→ What is required: From the entries below, copy out every line with "csernozjomok" in it.

-- start --

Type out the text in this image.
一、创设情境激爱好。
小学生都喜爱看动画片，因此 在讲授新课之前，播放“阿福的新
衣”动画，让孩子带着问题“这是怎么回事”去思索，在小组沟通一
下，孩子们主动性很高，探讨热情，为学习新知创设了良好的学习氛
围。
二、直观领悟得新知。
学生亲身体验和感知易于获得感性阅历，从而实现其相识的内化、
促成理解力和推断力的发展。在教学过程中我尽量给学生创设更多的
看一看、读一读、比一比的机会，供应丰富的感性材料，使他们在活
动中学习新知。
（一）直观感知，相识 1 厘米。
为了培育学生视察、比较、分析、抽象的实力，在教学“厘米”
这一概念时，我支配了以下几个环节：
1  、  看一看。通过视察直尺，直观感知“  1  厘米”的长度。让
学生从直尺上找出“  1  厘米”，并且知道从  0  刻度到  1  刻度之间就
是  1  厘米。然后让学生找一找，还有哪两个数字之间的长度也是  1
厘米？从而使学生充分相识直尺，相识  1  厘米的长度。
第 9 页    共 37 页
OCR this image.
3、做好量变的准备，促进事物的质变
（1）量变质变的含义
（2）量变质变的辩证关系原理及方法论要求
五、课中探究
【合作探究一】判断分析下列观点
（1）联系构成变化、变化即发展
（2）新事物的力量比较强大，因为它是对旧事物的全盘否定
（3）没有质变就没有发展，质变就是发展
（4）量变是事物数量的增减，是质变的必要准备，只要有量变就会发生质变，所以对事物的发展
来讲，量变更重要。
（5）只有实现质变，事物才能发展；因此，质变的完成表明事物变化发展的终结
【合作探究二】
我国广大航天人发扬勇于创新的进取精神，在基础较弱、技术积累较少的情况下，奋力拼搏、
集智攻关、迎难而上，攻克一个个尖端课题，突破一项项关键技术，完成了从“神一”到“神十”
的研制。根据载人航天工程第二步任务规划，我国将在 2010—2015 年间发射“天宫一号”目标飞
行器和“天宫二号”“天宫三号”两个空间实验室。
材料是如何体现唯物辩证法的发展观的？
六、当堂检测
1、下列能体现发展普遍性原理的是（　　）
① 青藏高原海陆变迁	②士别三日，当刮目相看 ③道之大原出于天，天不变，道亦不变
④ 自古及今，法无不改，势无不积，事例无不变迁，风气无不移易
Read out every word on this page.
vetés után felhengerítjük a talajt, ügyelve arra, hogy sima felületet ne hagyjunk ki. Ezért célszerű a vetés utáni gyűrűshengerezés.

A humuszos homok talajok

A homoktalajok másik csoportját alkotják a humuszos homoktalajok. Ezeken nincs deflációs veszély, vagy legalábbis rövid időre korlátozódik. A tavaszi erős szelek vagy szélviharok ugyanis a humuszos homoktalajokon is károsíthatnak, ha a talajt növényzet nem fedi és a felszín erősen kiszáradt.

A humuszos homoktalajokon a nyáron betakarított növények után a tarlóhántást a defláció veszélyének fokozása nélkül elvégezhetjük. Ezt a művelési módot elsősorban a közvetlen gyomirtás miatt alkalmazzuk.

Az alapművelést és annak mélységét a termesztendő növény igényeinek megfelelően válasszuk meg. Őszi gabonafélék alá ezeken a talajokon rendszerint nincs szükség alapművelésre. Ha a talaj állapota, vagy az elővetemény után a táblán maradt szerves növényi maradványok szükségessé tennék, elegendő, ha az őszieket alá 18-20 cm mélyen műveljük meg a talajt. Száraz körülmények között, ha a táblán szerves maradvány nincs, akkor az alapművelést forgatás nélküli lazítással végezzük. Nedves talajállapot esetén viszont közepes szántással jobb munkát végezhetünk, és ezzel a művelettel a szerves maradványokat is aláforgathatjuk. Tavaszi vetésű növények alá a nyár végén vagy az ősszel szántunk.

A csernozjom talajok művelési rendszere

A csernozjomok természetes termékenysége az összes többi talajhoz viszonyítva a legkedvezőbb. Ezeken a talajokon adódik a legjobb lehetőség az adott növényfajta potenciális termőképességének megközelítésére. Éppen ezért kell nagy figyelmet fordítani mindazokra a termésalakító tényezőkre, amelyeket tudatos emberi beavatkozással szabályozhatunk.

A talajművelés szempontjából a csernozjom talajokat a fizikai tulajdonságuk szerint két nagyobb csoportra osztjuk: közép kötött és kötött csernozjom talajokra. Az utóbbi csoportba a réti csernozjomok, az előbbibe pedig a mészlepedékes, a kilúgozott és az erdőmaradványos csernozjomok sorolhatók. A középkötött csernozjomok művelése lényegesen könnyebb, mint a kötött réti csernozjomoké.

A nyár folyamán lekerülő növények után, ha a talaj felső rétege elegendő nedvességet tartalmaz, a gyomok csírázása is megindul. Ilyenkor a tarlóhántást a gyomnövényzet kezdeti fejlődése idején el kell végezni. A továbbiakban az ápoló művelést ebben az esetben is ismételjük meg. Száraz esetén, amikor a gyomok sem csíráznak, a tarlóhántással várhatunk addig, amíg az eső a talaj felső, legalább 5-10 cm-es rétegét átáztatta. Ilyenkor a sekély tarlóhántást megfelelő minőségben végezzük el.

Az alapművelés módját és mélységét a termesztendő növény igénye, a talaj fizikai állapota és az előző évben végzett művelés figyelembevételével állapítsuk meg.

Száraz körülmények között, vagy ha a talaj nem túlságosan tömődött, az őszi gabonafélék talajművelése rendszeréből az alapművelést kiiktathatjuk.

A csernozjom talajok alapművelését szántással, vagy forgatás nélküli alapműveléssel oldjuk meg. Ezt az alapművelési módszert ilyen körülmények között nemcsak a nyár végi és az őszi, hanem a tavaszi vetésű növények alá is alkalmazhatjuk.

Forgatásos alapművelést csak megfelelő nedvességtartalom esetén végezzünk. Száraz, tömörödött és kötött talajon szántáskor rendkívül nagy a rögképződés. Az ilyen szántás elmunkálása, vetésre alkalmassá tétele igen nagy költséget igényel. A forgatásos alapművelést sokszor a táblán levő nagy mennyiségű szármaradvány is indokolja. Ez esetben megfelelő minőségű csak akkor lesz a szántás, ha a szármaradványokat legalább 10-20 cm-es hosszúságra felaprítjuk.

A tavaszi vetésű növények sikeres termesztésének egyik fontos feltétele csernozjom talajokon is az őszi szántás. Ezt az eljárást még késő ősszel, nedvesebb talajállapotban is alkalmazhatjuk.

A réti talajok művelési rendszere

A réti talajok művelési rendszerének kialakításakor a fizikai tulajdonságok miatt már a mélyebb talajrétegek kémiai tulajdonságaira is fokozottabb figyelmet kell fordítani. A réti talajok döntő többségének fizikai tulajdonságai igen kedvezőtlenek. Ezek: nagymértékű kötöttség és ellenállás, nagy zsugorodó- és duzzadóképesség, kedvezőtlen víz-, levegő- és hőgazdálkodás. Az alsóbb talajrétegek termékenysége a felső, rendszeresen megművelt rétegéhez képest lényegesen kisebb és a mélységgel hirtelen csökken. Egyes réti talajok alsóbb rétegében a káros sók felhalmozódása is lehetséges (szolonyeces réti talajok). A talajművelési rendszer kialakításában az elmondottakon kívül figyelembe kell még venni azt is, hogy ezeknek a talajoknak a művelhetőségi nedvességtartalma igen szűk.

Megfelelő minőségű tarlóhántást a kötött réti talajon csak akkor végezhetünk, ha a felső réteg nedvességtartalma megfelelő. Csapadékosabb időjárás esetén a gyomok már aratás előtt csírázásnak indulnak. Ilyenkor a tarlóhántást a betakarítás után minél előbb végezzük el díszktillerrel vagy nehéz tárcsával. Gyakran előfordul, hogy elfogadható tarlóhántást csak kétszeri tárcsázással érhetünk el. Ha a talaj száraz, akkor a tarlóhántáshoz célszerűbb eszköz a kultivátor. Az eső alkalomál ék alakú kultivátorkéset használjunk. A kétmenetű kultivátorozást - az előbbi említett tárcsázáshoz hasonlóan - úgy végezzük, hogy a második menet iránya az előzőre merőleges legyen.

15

-- end --

→ Worked solution:
A csernozjomok természetes termékenysége az összes többi talajhoz viszonyítva a legkedvezőbb. Ezeken a talajokon adódik a legjobb lehetőség az adott növényfajta potenciális termőképességének megközelítésére. Éppen ezért kell nagy figyelmet fordítani mindazokra a termésalakító tényezőkre, amelyeket tudatos emberi beavatkozással szabályozhatunk.
A talajművelés szempontjából a csernozjom talajokat a fizikai tulajdonságuk szerint két nagyobb csoportra osztjuk: közép kötött és kötött csernozjom talajokra. Az utóbbi csoportba a réti csernozjomok, az előbbibe pedig a mészlepedékes, a kilúgozott és az erdőmaradványos csernozjomok sorolhatók. A középkötött csernozjomok művelése lényegesen könnyebb, mint a kötött réti csernozjomoké.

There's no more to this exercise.